Data entries:

- - -

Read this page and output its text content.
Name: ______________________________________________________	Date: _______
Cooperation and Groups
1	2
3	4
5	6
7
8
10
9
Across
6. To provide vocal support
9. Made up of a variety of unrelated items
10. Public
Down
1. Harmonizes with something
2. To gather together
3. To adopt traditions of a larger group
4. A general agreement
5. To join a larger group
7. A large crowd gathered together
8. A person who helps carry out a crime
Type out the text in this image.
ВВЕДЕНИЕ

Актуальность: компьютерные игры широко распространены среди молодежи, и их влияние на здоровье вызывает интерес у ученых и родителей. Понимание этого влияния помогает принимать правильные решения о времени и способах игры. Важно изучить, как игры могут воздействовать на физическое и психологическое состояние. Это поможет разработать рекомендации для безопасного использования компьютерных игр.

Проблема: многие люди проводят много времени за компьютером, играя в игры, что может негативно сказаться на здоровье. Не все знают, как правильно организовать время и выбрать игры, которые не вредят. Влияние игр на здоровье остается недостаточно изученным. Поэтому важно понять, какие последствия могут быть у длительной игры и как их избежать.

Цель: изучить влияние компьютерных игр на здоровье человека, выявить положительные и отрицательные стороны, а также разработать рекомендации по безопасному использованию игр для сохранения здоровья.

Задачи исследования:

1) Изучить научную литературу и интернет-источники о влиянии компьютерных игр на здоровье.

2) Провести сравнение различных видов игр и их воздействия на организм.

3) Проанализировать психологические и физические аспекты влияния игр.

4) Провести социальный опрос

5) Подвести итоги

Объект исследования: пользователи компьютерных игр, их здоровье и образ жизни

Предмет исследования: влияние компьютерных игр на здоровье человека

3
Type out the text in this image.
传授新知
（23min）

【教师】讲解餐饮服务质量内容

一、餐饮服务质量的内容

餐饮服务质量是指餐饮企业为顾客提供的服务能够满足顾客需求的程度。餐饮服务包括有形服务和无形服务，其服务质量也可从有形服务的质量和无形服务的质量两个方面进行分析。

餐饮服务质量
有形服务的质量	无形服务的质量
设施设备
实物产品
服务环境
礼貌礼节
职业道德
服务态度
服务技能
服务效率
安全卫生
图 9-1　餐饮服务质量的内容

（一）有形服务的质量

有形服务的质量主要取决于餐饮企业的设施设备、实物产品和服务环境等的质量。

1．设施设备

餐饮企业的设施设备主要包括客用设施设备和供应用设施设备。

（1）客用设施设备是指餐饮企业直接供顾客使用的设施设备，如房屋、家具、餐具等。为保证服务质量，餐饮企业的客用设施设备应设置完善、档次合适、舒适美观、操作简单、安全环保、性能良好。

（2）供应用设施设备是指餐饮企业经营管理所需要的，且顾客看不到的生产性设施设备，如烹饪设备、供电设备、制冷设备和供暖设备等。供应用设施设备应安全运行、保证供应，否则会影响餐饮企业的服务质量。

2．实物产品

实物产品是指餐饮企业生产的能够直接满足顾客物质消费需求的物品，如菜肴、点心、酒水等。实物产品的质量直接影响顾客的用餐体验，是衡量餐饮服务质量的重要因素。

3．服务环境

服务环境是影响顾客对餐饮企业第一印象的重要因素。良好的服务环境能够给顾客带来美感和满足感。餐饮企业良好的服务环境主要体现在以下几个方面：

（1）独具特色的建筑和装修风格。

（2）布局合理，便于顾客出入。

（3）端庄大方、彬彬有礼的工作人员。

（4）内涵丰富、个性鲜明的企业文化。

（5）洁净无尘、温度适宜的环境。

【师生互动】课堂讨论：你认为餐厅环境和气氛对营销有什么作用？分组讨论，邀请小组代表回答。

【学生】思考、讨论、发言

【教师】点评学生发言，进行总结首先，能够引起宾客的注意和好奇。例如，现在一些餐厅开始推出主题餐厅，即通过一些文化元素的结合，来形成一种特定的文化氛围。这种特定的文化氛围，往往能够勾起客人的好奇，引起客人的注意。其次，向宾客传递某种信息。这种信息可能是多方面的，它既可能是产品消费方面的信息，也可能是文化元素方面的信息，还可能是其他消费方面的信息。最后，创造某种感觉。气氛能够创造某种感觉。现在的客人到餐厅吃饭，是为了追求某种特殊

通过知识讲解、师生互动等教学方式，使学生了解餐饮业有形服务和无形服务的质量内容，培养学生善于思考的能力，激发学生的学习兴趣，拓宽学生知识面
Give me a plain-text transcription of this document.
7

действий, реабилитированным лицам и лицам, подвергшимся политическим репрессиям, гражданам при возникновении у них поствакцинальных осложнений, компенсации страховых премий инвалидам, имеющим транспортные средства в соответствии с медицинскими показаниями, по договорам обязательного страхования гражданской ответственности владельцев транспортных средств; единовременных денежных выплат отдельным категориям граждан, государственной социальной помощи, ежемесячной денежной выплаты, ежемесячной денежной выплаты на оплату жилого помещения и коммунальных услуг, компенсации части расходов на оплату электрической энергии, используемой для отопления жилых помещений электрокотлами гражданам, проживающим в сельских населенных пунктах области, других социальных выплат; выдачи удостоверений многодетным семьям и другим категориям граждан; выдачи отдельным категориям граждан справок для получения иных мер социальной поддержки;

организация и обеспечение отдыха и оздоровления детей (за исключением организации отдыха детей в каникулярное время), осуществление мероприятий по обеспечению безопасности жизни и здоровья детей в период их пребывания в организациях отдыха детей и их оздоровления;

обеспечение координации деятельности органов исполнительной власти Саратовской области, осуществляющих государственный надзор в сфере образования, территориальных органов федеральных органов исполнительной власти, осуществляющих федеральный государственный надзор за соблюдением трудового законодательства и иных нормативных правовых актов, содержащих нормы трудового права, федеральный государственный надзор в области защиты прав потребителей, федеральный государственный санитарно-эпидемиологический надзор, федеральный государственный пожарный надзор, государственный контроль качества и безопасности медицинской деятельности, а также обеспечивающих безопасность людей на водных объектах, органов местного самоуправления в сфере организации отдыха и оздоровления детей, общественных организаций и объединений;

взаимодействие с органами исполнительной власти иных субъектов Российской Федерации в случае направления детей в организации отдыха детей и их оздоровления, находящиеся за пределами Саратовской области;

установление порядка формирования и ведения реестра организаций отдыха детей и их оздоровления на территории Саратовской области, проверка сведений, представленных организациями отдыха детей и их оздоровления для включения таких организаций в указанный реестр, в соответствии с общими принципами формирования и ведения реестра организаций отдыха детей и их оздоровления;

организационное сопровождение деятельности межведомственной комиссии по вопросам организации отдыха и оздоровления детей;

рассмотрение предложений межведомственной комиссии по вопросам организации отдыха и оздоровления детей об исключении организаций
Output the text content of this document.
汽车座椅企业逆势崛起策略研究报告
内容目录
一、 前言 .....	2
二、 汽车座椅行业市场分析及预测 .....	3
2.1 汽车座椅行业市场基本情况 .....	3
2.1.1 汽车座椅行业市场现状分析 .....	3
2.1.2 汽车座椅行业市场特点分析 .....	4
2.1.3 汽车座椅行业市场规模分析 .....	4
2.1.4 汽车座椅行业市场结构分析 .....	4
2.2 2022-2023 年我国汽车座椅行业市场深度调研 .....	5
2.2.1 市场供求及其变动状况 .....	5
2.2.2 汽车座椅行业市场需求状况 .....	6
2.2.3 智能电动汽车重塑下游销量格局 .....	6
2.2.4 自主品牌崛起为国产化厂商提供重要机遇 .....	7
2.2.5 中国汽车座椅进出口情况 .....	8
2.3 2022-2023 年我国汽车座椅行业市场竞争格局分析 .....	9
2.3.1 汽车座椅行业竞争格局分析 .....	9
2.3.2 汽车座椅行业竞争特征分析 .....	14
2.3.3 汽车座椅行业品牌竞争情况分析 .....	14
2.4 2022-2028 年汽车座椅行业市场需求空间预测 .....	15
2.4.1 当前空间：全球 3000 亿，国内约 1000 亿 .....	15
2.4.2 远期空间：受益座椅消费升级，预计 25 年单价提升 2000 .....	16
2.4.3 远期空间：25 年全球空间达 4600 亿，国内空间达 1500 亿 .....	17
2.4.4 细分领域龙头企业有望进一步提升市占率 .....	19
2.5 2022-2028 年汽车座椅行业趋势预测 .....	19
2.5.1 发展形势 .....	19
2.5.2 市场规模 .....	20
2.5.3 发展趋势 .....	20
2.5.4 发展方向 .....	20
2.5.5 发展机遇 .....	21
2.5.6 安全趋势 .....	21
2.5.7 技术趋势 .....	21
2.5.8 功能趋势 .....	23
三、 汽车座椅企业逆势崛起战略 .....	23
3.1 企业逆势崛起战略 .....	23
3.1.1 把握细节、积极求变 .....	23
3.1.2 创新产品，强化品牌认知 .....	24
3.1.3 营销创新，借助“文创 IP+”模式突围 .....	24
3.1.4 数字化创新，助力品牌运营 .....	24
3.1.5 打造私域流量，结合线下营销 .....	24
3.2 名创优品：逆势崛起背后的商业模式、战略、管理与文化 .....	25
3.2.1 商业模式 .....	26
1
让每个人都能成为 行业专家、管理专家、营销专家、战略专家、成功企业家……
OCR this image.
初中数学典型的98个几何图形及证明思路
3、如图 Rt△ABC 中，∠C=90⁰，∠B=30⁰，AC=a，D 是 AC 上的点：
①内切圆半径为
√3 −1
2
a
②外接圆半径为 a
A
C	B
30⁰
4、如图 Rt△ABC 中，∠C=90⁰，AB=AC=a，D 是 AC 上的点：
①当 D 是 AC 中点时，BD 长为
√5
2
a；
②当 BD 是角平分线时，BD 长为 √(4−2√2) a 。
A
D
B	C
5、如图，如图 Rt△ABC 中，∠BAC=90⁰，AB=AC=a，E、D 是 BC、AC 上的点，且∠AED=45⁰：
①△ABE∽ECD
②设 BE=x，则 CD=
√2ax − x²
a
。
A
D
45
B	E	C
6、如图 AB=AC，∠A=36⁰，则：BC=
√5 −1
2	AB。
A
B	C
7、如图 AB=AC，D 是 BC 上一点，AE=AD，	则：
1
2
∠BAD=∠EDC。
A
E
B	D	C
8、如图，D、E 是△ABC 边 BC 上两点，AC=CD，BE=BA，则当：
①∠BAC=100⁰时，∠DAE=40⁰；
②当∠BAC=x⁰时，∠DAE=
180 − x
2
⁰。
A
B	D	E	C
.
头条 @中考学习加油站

- - -

▸ **What is needed**
Scan the records above for the string "document", then report every line that contains it.

▸ **Result of this task**
Give me a plain-text transcription of this document.
Output the text content of this document.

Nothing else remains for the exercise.